(Stored dataset items)
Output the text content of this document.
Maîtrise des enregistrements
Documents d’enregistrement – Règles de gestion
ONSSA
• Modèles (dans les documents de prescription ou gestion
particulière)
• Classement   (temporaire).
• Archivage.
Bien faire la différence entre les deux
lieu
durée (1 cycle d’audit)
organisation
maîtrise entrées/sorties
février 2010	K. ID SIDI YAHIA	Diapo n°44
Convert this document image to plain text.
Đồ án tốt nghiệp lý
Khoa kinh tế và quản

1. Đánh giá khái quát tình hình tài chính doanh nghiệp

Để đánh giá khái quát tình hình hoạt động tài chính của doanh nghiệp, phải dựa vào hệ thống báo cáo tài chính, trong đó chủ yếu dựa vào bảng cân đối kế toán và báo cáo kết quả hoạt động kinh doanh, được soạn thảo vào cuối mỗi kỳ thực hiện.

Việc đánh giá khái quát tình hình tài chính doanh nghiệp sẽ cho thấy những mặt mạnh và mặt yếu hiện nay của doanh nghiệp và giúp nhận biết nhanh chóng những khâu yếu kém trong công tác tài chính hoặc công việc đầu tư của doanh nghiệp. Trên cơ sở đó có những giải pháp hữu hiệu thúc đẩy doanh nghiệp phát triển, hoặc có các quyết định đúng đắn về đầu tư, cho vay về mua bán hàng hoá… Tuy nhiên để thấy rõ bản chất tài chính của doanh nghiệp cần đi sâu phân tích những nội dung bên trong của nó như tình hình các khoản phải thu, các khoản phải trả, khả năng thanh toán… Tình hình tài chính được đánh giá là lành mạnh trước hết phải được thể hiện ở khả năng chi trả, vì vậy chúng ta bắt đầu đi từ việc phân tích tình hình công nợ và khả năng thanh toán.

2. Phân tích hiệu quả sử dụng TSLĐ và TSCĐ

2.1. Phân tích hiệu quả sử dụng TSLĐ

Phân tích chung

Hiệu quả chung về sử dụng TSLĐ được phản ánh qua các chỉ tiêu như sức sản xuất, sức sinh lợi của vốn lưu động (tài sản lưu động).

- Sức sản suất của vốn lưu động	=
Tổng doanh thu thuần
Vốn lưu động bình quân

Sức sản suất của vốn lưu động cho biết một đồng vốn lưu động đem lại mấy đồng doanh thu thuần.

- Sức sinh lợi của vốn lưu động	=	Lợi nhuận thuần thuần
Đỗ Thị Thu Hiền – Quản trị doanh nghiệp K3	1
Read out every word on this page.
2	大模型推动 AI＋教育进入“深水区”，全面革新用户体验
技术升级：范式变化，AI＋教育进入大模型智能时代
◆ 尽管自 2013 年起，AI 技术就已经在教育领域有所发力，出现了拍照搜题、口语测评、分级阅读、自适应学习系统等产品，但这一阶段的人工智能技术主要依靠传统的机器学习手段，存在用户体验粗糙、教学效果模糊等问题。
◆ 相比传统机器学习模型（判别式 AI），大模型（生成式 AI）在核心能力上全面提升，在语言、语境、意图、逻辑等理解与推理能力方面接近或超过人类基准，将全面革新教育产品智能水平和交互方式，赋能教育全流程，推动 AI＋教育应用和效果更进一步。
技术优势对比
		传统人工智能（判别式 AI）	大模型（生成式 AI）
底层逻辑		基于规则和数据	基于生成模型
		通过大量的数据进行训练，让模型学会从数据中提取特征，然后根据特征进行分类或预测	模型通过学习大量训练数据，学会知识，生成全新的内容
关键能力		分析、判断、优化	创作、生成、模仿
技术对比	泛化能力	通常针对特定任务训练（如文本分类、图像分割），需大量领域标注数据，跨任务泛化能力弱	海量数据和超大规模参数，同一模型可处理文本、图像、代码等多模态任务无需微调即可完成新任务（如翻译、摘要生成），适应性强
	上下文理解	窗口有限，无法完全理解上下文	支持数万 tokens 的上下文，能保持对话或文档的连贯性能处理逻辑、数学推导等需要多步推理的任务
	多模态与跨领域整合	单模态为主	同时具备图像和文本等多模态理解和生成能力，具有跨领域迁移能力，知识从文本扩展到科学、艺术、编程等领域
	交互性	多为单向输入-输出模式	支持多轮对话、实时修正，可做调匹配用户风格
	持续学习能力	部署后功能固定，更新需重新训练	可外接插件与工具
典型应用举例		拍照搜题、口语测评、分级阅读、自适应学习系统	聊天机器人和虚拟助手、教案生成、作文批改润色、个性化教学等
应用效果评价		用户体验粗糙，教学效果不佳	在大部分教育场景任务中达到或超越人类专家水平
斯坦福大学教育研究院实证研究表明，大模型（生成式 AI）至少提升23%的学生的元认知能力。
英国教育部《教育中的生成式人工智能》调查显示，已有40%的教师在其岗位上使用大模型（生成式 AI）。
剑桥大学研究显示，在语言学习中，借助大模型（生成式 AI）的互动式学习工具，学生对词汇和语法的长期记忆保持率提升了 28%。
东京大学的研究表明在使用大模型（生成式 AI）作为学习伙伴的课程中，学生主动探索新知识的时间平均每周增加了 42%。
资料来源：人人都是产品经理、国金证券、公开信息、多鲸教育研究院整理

■ What is required
Every line holding "sinh" should be copied out.

■ Full response
Hiệu quả chung về sử dụng TSLĐ được phản ánh qua các chỉ tiêu như sức sản xuất, sức sinh lợi của vốn lưu động (tài sản lưu động).
- Sức sinh lợi của vốn lưu động	=	Lợi nhuận thuần thuần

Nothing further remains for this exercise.